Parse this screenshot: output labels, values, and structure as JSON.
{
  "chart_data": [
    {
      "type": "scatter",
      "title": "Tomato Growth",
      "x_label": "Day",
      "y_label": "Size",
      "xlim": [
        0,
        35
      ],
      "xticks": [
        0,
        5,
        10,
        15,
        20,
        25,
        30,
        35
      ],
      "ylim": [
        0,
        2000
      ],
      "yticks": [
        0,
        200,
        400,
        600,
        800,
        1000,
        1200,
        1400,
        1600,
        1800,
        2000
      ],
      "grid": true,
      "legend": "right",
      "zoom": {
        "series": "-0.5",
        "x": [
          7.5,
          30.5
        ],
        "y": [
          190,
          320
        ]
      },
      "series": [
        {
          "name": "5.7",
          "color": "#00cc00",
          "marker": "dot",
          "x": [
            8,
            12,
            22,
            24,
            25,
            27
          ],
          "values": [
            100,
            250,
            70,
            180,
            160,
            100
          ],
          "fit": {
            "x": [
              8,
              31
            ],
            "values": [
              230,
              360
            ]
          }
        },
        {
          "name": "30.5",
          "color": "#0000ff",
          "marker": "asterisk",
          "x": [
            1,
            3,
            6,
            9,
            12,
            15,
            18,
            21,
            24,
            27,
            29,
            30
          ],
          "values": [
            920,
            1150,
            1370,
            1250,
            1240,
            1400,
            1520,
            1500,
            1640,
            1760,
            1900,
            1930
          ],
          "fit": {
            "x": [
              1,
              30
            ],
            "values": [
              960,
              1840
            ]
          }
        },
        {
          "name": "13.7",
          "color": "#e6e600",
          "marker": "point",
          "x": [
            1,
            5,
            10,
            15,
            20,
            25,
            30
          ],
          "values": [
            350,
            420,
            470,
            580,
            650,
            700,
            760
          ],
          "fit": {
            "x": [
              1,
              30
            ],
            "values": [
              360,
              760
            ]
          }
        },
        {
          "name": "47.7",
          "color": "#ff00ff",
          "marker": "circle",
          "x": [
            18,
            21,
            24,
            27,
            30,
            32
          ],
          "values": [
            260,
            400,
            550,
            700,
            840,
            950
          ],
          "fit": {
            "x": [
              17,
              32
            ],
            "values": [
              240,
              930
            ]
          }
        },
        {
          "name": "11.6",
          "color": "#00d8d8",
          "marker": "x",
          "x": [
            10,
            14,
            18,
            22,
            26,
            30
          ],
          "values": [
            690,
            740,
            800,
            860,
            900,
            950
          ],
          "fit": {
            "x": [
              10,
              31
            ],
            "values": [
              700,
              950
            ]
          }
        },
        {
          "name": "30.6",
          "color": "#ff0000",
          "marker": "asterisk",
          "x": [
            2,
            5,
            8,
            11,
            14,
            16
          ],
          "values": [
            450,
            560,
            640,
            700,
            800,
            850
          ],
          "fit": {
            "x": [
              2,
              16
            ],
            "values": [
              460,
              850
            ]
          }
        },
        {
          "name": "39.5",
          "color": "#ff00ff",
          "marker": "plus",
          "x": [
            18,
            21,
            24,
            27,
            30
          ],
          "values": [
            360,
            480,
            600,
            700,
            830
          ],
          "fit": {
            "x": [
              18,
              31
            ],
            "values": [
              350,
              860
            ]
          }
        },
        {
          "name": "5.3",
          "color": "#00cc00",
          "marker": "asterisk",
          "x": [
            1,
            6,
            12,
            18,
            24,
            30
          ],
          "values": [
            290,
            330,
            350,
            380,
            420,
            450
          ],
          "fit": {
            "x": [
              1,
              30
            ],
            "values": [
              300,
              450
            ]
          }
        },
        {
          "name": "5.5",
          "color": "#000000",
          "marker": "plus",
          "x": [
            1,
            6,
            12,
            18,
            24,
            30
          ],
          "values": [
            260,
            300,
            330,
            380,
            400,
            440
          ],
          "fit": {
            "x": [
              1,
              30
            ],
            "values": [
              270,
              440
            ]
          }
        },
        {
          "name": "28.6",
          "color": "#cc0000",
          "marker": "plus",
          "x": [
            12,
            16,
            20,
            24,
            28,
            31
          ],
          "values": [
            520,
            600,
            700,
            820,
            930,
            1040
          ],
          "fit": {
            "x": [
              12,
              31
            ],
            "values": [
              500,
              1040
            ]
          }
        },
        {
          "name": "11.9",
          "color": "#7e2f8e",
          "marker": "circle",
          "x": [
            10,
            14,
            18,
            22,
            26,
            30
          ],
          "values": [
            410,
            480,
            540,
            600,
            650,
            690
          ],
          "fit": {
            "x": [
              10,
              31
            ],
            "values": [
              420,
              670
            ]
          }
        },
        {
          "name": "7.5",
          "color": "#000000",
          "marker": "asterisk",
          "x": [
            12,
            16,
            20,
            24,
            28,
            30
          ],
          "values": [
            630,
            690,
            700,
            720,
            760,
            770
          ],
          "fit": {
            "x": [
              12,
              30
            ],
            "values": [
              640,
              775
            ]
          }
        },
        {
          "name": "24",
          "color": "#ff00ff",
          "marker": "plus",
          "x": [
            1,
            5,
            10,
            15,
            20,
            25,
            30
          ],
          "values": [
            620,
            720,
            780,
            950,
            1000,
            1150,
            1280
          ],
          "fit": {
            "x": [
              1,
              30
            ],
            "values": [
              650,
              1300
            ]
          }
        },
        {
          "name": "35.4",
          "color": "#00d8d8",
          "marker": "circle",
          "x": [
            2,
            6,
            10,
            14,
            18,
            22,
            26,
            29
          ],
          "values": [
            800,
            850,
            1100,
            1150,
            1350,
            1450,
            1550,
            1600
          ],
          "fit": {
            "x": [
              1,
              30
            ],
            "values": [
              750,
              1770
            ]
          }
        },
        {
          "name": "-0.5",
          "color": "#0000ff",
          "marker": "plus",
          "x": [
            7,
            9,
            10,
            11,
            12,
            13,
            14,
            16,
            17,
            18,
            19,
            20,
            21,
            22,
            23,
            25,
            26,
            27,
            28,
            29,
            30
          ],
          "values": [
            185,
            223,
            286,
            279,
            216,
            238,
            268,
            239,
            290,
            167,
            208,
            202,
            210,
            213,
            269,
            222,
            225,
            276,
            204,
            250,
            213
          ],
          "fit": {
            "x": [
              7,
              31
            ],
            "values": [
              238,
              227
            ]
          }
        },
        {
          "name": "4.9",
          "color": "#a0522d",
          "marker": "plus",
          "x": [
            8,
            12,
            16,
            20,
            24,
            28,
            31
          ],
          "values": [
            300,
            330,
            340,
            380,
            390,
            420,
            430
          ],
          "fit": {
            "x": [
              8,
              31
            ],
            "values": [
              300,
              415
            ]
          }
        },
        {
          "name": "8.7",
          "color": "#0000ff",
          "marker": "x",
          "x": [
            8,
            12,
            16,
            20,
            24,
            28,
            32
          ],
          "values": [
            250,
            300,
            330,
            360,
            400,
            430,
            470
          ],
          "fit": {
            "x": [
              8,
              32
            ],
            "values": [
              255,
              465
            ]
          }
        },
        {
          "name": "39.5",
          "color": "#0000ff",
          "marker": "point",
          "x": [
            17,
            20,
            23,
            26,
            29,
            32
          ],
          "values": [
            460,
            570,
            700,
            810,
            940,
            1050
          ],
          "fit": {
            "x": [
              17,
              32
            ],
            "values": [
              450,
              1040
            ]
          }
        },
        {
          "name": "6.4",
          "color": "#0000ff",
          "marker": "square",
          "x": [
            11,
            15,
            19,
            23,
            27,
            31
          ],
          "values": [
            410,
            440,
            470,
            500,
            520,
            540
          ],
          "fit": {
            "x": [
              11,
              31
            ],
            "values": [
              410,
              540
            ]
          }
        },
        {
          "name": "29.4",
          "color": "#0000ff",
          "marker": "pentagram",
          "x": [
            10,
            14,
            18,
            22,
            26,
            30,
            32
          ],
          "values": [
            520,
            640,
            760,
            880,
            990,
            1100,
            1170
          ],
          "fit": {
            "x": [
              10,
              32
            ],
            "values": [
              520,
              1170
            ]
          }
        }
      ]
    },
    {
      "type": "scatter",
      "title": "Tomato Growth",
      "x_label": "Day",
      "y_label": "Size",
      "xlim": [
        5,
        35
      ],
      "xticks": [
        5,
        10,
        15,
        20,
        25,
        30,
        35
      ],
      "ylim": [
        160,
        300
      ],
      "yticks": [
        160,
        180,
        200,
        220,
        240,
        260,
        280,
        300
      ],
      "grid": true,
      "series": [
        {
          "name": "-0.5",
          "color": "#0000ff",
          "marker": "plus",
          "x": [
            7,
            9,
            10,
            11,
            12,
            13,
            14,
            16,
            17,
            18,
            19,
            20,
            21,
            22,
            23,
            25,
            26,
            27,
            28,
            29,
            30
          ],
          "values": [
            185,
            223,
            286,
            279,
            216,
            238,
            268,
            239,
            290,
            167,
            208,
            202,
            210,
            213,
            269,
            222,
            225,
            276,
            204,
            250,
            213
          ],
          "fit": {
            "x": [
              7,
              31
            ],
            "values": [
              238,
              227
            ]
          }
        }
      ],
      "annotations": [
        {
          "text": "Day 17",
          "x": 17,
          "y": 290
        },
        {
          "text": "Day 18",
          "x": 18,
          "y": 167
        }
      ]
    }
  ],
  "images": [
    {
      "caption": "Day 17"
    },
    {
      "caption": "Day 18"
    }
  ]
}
☆ ☆ ☆ ☆ ☆ ☆ ☆
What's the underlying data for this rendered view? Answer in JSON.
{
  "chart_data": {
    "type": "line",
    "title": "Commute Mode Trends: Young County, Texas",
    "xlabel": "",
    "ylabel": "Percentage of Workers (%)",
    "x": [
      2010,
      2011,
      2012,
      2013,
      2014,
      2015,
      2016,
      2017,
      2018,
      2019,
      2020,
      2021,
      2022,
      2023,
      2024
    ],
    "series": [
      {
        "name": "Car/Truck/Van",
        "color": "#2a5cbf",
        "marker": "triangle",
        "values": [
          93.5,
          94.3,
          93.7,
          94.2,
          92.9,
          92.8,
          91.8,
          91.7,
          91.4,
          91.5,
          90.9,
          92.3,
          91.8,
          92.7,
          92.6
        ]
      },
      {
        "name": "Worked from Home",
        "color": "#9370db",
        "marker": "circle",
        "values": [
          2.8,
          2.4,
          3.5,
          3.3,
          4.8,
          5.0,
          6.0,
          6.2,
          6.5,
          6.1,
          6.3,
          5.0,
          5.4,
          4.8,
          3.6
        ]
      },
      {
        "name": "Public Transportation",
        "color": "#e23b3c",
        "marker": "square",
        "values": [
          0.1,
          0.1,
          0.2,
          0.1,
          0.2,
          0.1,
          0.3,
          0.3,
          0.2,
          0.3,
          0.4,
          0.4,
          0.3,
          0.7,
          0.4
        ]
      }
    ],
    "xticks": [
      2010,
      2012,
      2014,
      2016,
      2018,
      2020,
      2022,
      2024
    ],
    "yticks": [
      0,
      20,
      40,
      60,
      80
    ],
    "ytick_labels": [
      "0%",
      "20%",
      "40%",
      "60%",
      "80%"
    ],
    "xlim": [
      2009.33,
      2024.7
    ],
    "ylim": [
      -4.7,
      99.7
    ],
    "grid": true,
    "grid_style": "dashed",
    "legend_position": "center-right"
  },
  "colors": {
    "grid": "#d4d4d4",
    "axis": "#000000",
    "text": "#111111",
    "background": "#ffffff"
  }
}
☆ ☆ ☆ ☆ ☆ ☆ ☆
### Task instructions
Show every line where the string "JSON" appears.

### Result of the exercise
Parse this screenshot: output labels, values, and structure as JSON.
What's the underlying data for this rendered view? Answer in JSON.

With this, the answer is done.